• _What is being asked_:
Work out how many lines in the entries below include the word "cada". Give nothing but the number.

Records contained in a dataset:
%%

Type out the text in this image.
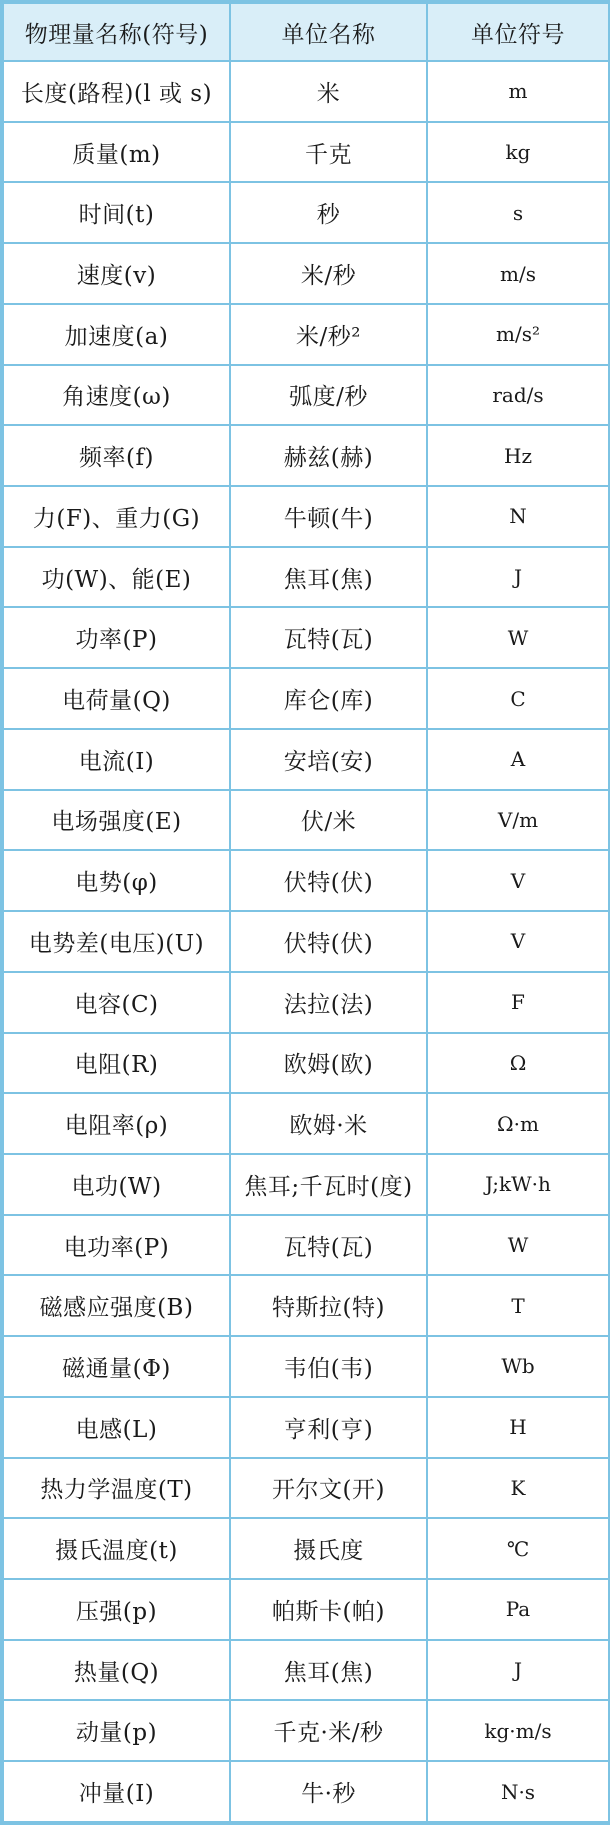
物理量名称(符号)	单位名称	单位符号
长度(路程)(l 或 s)	米	m
质量(m)	千克	kg
时间(t)	秒	s
速度(v)	米/秒	m/s
加速度(a)	米/秒²	m/s²
角速度(ω)	弧度/秒	rad/s
频率(f)	赫兹(赫)	Hz
力(F)、重力(G)	牛顿(牛)	N
功(W)、能(E)	焦耳(焦)	J
功率(P)	瓦特(瓦)	W
电荷量(Q)	库仑(库)	C
电流(I)	安培(安)	A
电场强度(E)	伏/米	V/m
电势(φ)	伏特(伏)	V
电势差(电压)(U)	伏特(伏)	V
电容(C)	法拉(法)	F
电阻(R)	欧姆(欧)	Ω
电阻率(ρ)	欧姆·米	Ω·m
电功(W)	焦耳;千瓦时(度)	J;kW·h
电功率(P)	瓦特(瓦)	W
磁感应强度(B)	特斯拉(特)	T
磁通量(Φ)	韦伯(韦)	Wb
电感(L)	亨利(亨)	H
热力学温度(T)	开尔文(开)	K
摄氏温度(t)	摄氏度	℃
压强(p)	帕斯卡(帕)	Pa
热量(Q)	焦耳(焦)	J
动量(p)	千克·米/秒	kg·m/s
冲量(I)	牛·秒	N·s
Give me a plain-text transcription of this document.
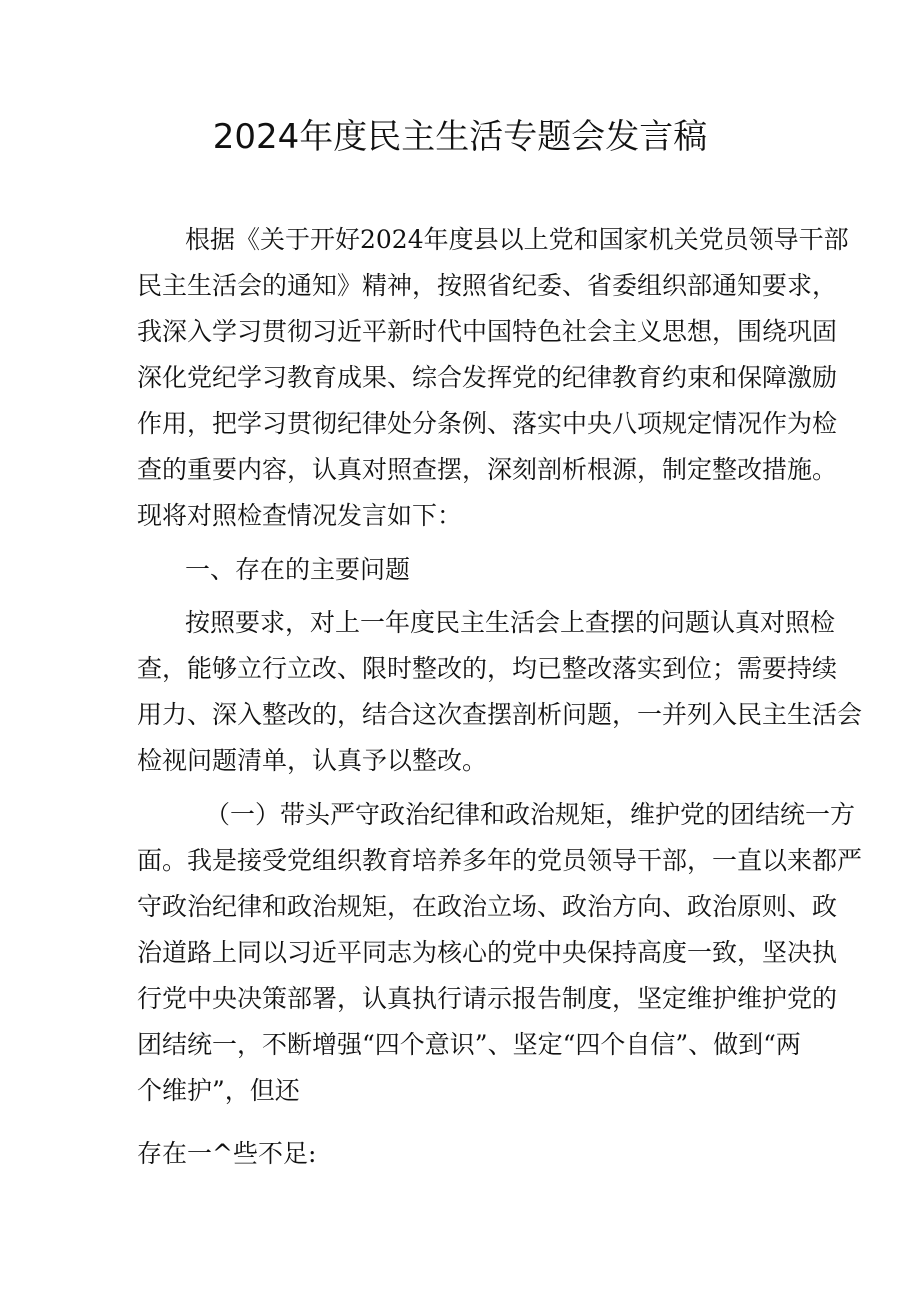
2024年度民主生活专题会发言稿
根据《关于开好2024年度县以上党和国家机关党员领导干部
民主生活会的通知》精神，按照省纪委、省委组织部通知要求，
我深入学习贯彻习近平新时代中国特色社会主义思想，围绕巩固
深化党纪学习教育成果、综合发挥党的纪律教育约束和保障激励
作用，把学习贯彻纪律处分条例、落实中央八项规定情况作为检
查的重要内容，认真对照查摆，深刻剖析根源，制定整改措施。
现将对照检查情况发言如下：
一、存在的主要问题
按照要求，对上一年度民主生活会上查摆的问题认真对照检
查，能够立行立改、限时整改的，均已整改落实到位；需要持续
用力、深入整改的，结合这次查摆剖析问题，一并列入民主生活会
检视问题清单，认真予以整改。
（一）带头严守政治纪律和政治规矩，维护党的团结统一方
面。我是接受党组织教育培养多年的党员领导干部，一直以来都严
守政治纪律和政治规矩，在政治立场、政治方向、政治原则、政
治道路上同以习近平同志为核心的党中央保持高度一致，坚决执
行党中央决策部署，认真执行请示报告制度，坚定维护维护党的
团结统一，不断增强“四个意识”、坚定“四个自信”、做到“两
个维护”，但还
存在一^些不足:
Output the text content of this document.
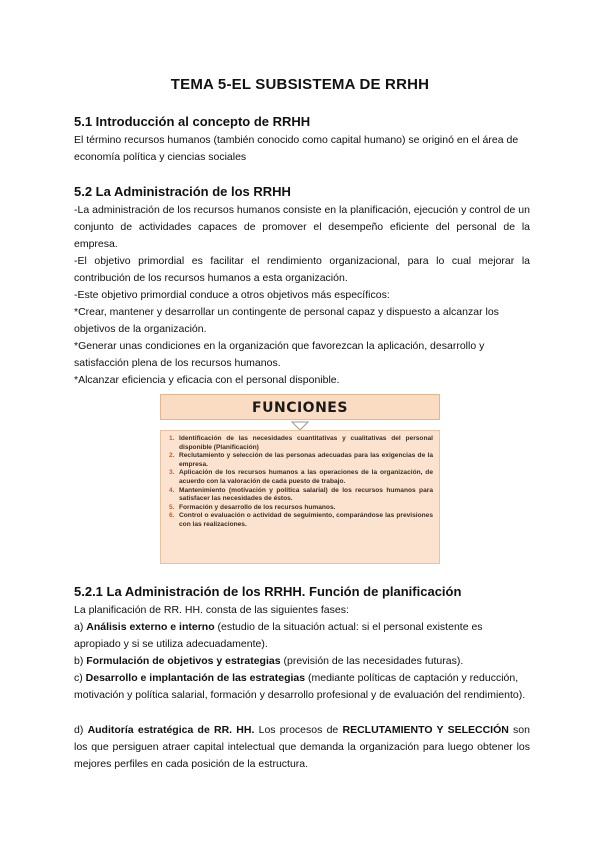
TEMA 5-EL SUBSISTEMA DE RRHH
5.1 Introducción al concepto de RRHH

El término recursos humanos (también conocido como capital humano) se originó en el área de economía política y ciencias sociales

5.2 La Administración de los RRHH

-La administración de los recursos humanos consiste en la planificación, ejecución y control de un conjunto de actividades capaces de promover el desempeño eficiente del personal de la empresa.

-El objetivo primordial es facilitar el rendimiento organizacional, para lo cual mejorar la contribución de los recursos humanos a esta organización.

-Este objetivo primordial conduce a otros objetivos más específicos:

*Crear, mantener y desarrollar un contingente de personal capaz y dispuesto a alcanzar los objetivos de la organización.

*Generar unas condiciones en la organización que favorezcan la aplicación, desarrollo y satisfacción plena de los recursos humanos.

*Alcanzar eficiencia y eficacia con el personal disponible.

FUNCIONES
1. Identificación de las necesidades cuantitativas y cualitativas del personal disponible (Planificación)
2. Reclutamiento y selección de las personas adecuadas para las exigencias de la empresa.
3. Aplicación de los recursos humanos a las operaciones de la organización, de acuerdo con la valoración de cada puesto de trabajo.
4. Mantenimiento (motivación y política salarial) de los recursos humanos para satisfacer las necesidades de éstos.
5. Formación y desarrollo de los recursos humanos.
6. Control o evaluación o actividad de seguimiento, comparándose las previsiones con las realizaciones.
5.2.1 La Administración de los RRHH. Función de planificación

La planificación de RR. HH. consta de las siguientes fases:

a) Análisis externo e interno (estudio de la situación actual: si el personal existente es apropiado y si se utiliza adecuadamente).

b) Formulación de objetivos y estrategias (previsión de las necesidades futuras).

c) Desarrollo e implantación de las estrategias (mediante políticas de captación y reducción, motivación y política salarial, formación y desarrollo profesional y de evaluación del rendimiento).

d) Auditoría estratégica de RR. HH. Los procesos de RECLUTAMIENTO Y SELECCIÓN son los que persiguen atraer capital intelectual que demanda la organización para luego obtener los mejores perfiles en cada posición de la estructura.
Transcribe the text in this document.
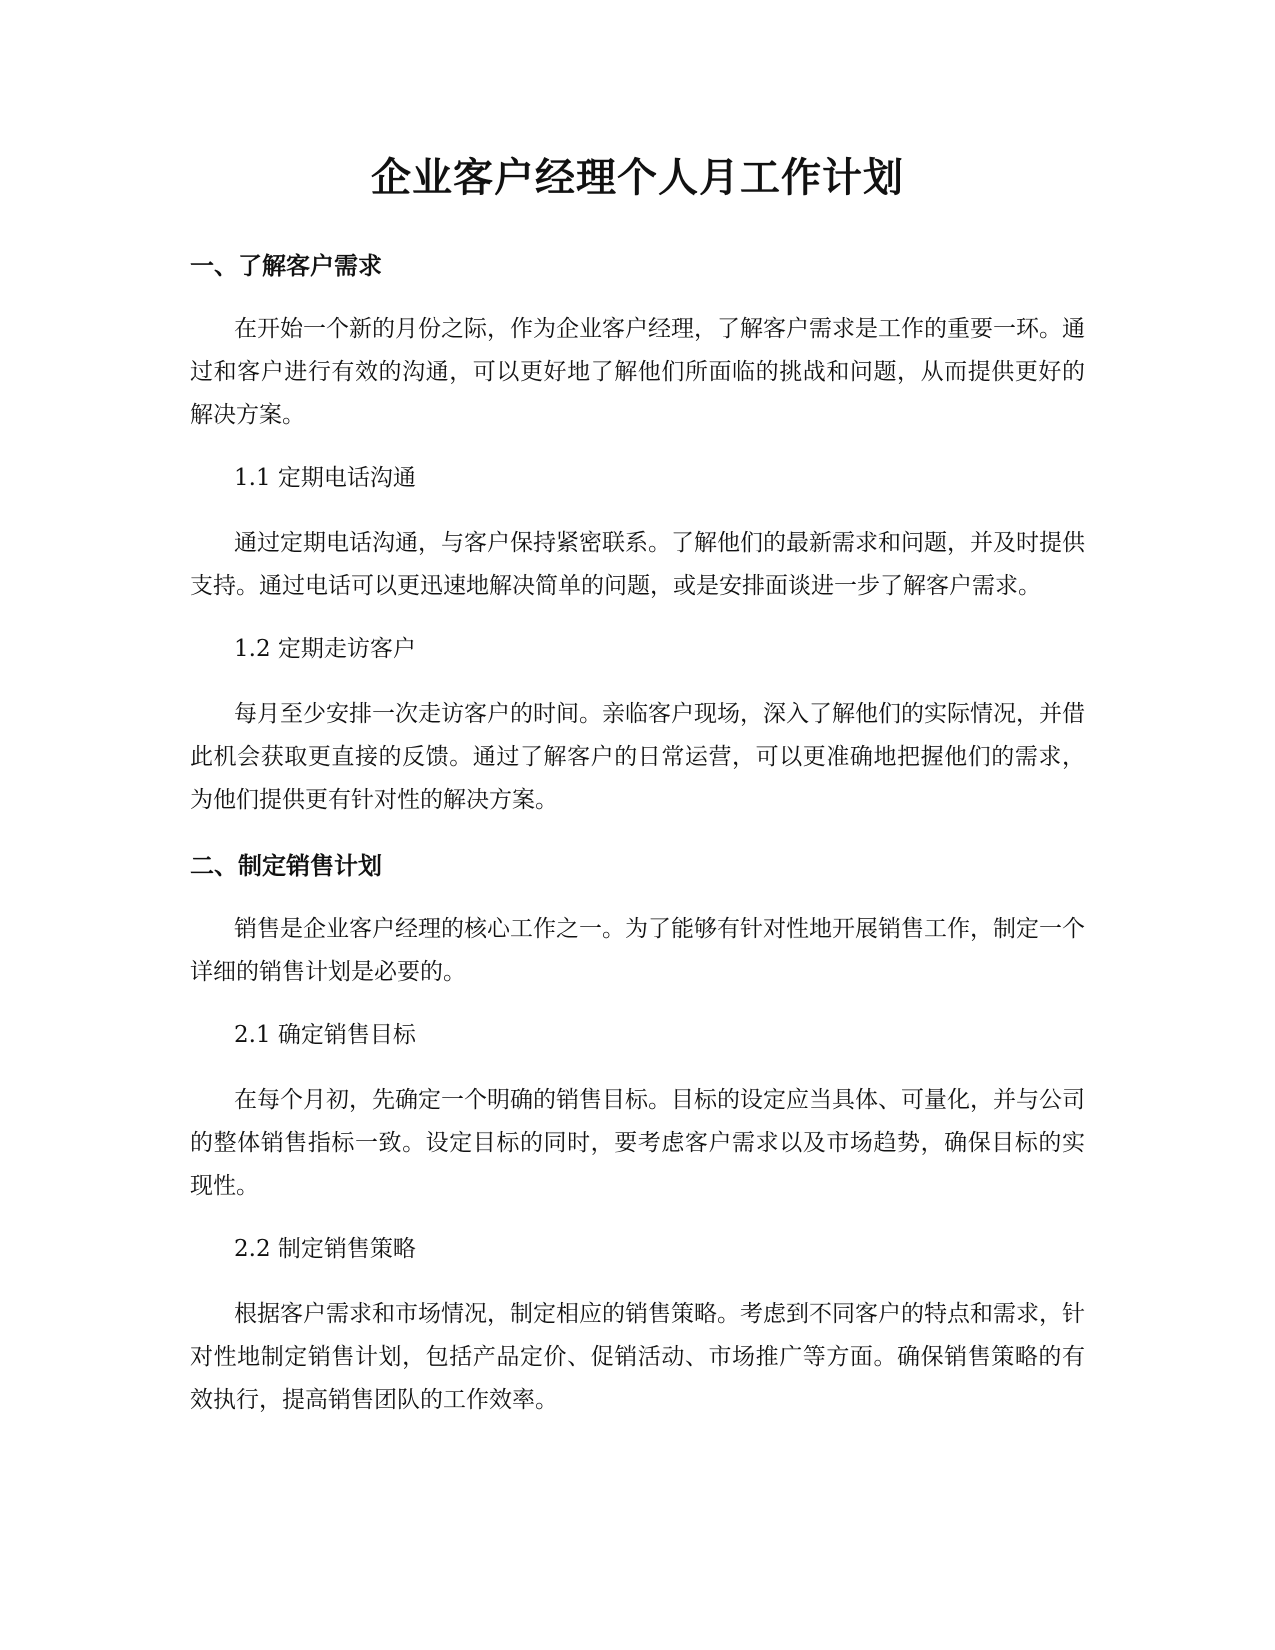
企业客户经理个人月工作计划
一、了解客户需求

在开始一个新的月份之际，作为企业客户经理，了解客户需求是工作的重要一环。通过和客户进行有效的沟通，可以更好地了解他们所面临的挑战和问题，从而提供更好的解决方案。

1.1 定期电话沟通

通过定期电话沟通，与客户保持紧密联系。了解他们的最新需求和问题，并及时提供支持。通过电话可以更迅速地解决简单的问题，或是安排面谈进一步了解客户需求。

1.2 定期走访客户

每月至少安排一次走访客户的时间。亲临客户现场，深入了解他们的实际情况，并借此机会获取更直接的反馈。通过了解客户的日常运营，可以更准确地把握他们的需求，为他们提供更有针对性的解决方案。

二、制定销售计划

销售是企业客户经理的核心工作之一。为了能够有针对性地开展销售工作，制定一个详细的销售计划是必要的。

2.1 确定销售目标

在每个月初，先确定一个明确的销售目标。目标的设定应当具体、可量化，并与公司的整体销售指标一致。设定目标的同时，要考虑客户需求以及市场趋势，确保目标的实现性。

2.2 制定销售策略

根据客户需求和市场情况，制定相应的销售策略。考虑到不同客户的特点和需求，针对性地制定销售计划，包括产品定价、促销活动、市场推广等方面。确保销售策略的有效执行，提高销售团队的工作效率。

%%

• _Exercise output_:
2